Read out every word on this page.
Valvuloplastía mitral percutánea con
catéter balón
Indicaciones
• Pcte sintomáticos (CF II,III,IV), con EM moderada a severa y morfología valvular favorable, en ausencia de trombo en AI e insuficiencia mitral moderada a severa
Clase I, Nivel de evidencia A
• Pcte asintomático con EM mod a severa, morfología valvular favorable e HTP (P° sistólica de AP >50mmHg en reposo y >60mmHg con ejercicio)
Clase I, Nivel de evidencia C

== Work to be completed ==
Retype all the material above precisely, with no line left out.

== Task solution ==
Read out every word on this page.
Valvuloplastía mitral percutánea con
catéter balón
Indicaciones
• Pcte sintomáticos (CF II,III,IV), con EM moderada a severa y morfología valvular favorable, en ausencia de trombo en AI e insuficiencia mitral moderada a severa
Clase I, Nivel de evidencia A
• Pcte asintomático con EM mod a severa, morfología valvular favorable e HTP (P° sistólica de AP >50mmHg en reposo y >60mmHg con ejercicio)
Clase I, Nivel de evidencia C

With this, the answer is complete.